▸ MATERIALS PROVIDED
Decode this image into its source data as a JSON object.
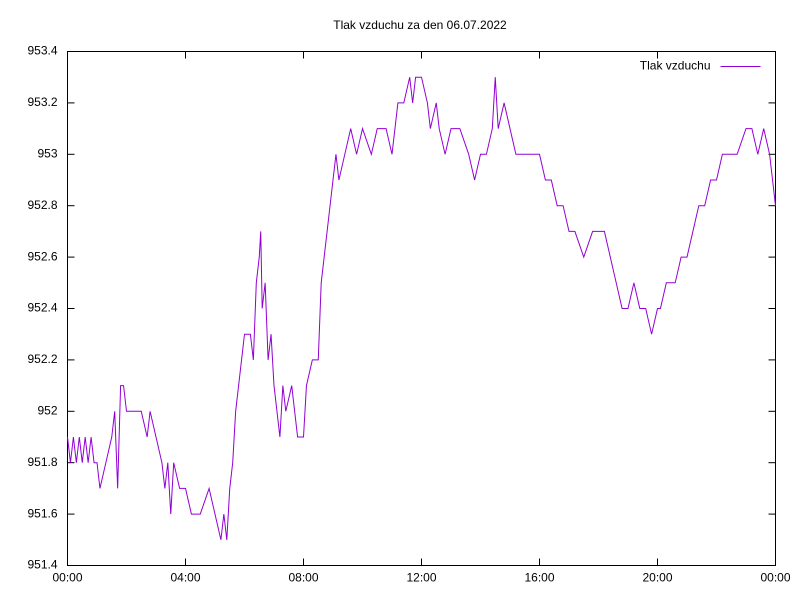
{
  "chart_data": {
    "type": "line",
    "title": "Tlak vzduchu za den 06.07.2022",
    "x": [
      0,
      0.1,
      0.2,
      0.3,
      0.4,
      0.5,
      0.6,
      0.7,
      0.8,
      0.9,
      1.0,
      1.1,
      1.3,
      1.5,
      1.6,
      1.7,
      1.8,
      1.9,
      2.0,
      2.2,
      2.5,
      2.7,
      2.8,
      3.0,
      3.2,
      3.3,
      3.4,
      3.5,
      3.6,
      3.8,
      4.0,
      4.2,
      4.5,
      4.8,
      5.0,
      5.2,
      5.3,
      5.4,
      5.5,
      5.6,
      5.7,
      5.8,
      6.0,
      6.2,
      6.3,
      6.4,
      6.5,
      6.55,
      6.6,
      6.7,
      6.8,
      6.9,
      7.0,
      7.2,
      7.3,
      7.4,
      7.6,
      7.8,
      8.0,
      8.1,
      8.3,
      8.5,
      8.6,
      8.8,
      9.0,
      9.1,
      9.2,
      9.4,
      9.6,
      9.8,
      10.0,
      10.3,
      10.5,
      10.8,
      11.0,
      11.2,
      11.4,
      11.6,
      11.7,
      11.8,
      12.0,
      12.2,
      12.3,
      12.5,
      12.6,
      12.8,
      13.0,
      13.3,
      13.6,
      13.8,
      14.0,
      14.2,
      14.4,
      14.5,
      14.6,
      14.8,
      15.0,
      15.2,
      15.5,
      15.8,
      16.0,
      16.2,
      16.4,
      16.6,
      16.8,
      17.0,
      17.2,
      17.5,
      17.8,
      18.0,
      18.2,
      18.4,
      18.6,
      18.8,
      19.0,
      19.2,
      19.4,
      19.6,
      19.8,
      20.0,
      20.1,
      20.3,
      20.6,
      20.8,
      21.0,
      21.2,
      21.4,
      21.6,
      21.8,
      22.0,
      22.2,
      22.4,
      22.7,
      23.0,
      23.2,
      23.4,
      23.6,
      23.8,
      24.0
    ],
    "series": [
      {
        "name": "Tlak vzduchu",
        "color": "#9400d3",
        "values": [
          951.9,
          951.8,
          951.9,
          951.8,
          951.9,
          951.8,
          951.9,
          951.8,
          951.9,
          951.8,
          951.8,
          951.7,
          951.8,
          951.9,
          952.0,
          951.7,
          952.1,
          952.1,
          952.0,
          952.0,
          952.0,
          951.9,
          952.0,
          951.9,
          951.8,
          951.7,
          951.8,
          951.6,
          951.8,
          951.7,
          951.7,
          951.6,
          951.6,
          951.7,
          951.6,
          951.5,
          951.6,
          951.5,
          951.7,
          951.8,
          952.0,
          952.1,
          952.3,
          952.3,
          952.2,
          952.5,
          952.6,
          952.7,
          952.4,
          952.5,
          952.2,
          952.3,
          952.1,
          951.9,
          952.1,
          952.0,
          952.1,
          951.9,
          951.9,
          952.1,
          952.2,
          952.2,
          952.5,
          952.7,
          952.9,
          953.0,
          952.9,
          953.0,
          953.1,
          953.0,
          953.1,
          953.0,
          953.1,
          953.1,
          953.0,
          953.2,
          953.2,
          953.3,
          953.2,
          953.3,
          953.3,
          953.2,
          953.1,
          953.2,
          953.1,
          953.0,
          953.1,
          953.1,
          953.0,
          952.9,
          953.0,
          953.0,
          953.1,
          953.3,
          953.1,
          953.2,
          953.1,
          953.0,
          953.0,
          953.0,
          953.0,
          952.9,
          952.9,
          952.8,
          952.8,
          952.7,
          952.7,
          952.6,
          952.7,
          952.7,
          952.7,
          952.6,
          952.5,
          952.4,
          952.4,
          952.5,
          952.4,
          952.4,
          952.3,
          952.4,
          952.4,
          952.5,
          952.5,
          952.6,
          952.6,
          952.7,
          952.8,
          952.8,
          952.9,
          952.9,
          953.0,
          953.0,
          953.0,
          953.1,
          953.1,
          953.0,
          953.1,
          953.0,
          952.8
        ]
      }
    ],
    "xlim": [
      0,
      24
    ],
    "xticks": [
      {
        "value": 0,
        "label": "00:00"
      },
      {
        "value": 4,
        "label": "04:00"
      },
      {
        "value": 8,
        "label": "08:00"
      },
      {
        "value": 12,
        "label": "12:00"
      },
      {
        "value": 16,
        "label": "16:00"
      },
      {
        "value": 20,
        "label": "20:00"
      },
      {
        "value": 24,
        "label": "00:00"
      }
    ],
    "ylim": [
      951.4,
      953.4
    ],
    "yticks": [
      951.4,
      951.6,
      951.8,
      952,
      952.2,
      952.4,
      952.6,
      952.8,
      953,
      953.2,
      953.4
    ],
    "legend": "top right",
    "grid": false
  }
}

▸ WHAT THE EXERCISE ASKS
Return the material word for word. Pictures are not part of the copy.

▸ REPLY
Decode this image into its source data as a JSON object.
{
  "chart_data": {
    "type": "line",
    "title": "Tlak vzduchu za den 06.07.2022",
    "x": [
      0,
      0.1,
      0.2,
      0.3,
      0.4,
      0.5,
      0.6,
      0.7,
      0.8,
      0.9,
      1.0,
      1.1,
      1.3,
      1.5,
      1.6,
      1.7,
      1.8,
      1.9,
      2.0,
      2.2,
      2.5,
      2.7,
      2.8,
      3.0,
      3.2,
      3.3,
      3.4,
      3.5,
      3.6,
      3.8,
      4.0,
      4.2,
      4.5,
      4.8,
      5.0,
      5.2,
      5.3,
      5.4,
      5.5,
      5.6,
      5.7,
      5.8,
      6.0,
      6.2,
      6.3,
      6.4,
      6.5,
      6.55,
      6.6,
      6.7,
      6.8,
      6.9,
      7.0,
      7.2,
      7.3,
      7.4,
      7.6,
      7.8,
      8.0,
      8.1,
      8.3,
      8.5,
      8.6,
      8.8,
      9.0,
      9.1,
      9.2,
      9.4,
      9.6,
      9.8,
      10.0,
      10.3,
      10.5,
      10.8,
      11.0,
      11.2,
      11.4,
      11.6,
      11.7,
      11.8,
      12.0,
      12.2,
      12.3,
      12.5,
      12.6,
      12.8,
      13.0,
      13.3,
      13.6,
      13.8,
      14.0,
      14.2,
      14.4,
      14.5,
      14.6,
      14.8,
      15.0,
      15.2,
      15.5,
      15.8,
      16.0,
      16.2,
      16.4,
      16.6,
      16.8,
      17.0,
      17.2,
      17.5,
      17.8,
      18.0,
      18.2,
      18.4,
      18.6,
      18.8,
      19.0,
      19.2,
      19.4,
      19.6,
      19.8,
      20.0,
      20.1,
      20.3,
      20.6,
      20.8,
      21.0,
      21.2,
      21.4,
      21.6,
      21.8,
      22.0,
      22.2,
      22.4,
      22.7,
      23.0,
      23.2,
      23.4,
      23.6,
      23.8,
      24.0
    ],
    "series": [
      {
        "name": "Tlak vzduchu",
        "color": "#9400d3",
        "values": [
          951.9,
          951.8,
          951.9,
          951.8,
          951.9,
          951.8,
          951.9,
          951.8,
          951.9,
          951.8,
          951.8,
          951.7,
          951.8,
          951.9,
          952.0,
          951.7,
          952.1,
          952.1,
          952.0,
          952.0,
          952.0,
          951.9,
          952.0,
          951.9,
          951.8,
          951.7,
          951.8,
          951.6,
          951.8,
          951.7,
          951.7,
          951.6,
          951.6,
          951.7,
          951.6,
          951.5,
          951.6,
          951.5,
          951.7,
          951.8,
          952.0,
          952.1,
          952.3,
          952.3,
          952.2,
          952.5,
          952.6,
          952.7,
          952.4,
          952.5,
          952.2,
          952.3,
          952.1,
          951.9,
          952.1,
          952.0,
          952.1,
          951.9,
          951.9,
          952.1,
          952.2,
          952.2,
          952.5,
          952.7,
          952.9,
          953.0,
          952.9,
          953.0,
          953.1,
          953.0,
          953.1,
          953.0,
          953.1,
          953.1,
          953.0,
          953.2,
          953.2,
          953.3,
          953.2,
          953.3,
          953.3,
          953.2,
          953.1,
          953.2,
          953.1,
          953.0,
          953.1,
          953.1,
          953.0,
          952.9,
          953.0,
          953.0,
          953.1,
          953.3,
          953.1,
          953.2,
          953.1,
          953.0,
          953.0,
          953.0,
          953.0,
          952.9,
          952.9,
          952.8,
          952.8,
          952.7,
          952.7,
          952.6,
          952.7,
          952.7,
          952.7,
          952.6,
          952.5,
          952.4,
          952.4,
          952.5,
          952.4,
          952.4,
          952.3,
          952.4,
          952.4,
          952.5,
          952.5,
          952.6,
          952.6,
          952.7,
          952.8,
          952.8,
          952.9,
          952.9,
          953.0,
          953.0,
          953.0,
          953.1,
          953.1,
          953.0,
          953.1,
          953.0,
          952.8
        ]
      }
    ],
    "xlim": [
      0,
      24
    ],
    "xticks": [
      {
        "value": 0,
        "label": "00:00"
      },
      {
        "value": 4,
        "label": "04:00"
      },
      {
        "value": 8,
        "label": "08:00"
      },
      {
        "value": 12,
        "label": "12:00"
      },
      {
        "value": 16,
        "label": "16:00"
      },
      {
        "value": 20,
        "label": "20:00"
      },
      {
        "value": 24,
        "label": "00:00"
      }
    ],
    "ylim": [
      951.4,
      953.4
    ],
    "yticks": [
      951.4,
      951.6,
      951.8,
      952,
      952.2,
      952.4,
      952.6,
      952.8,
      953,
      953.2,
      953.4
    ],
    "legend": "top right",
    "grid": false
  }
}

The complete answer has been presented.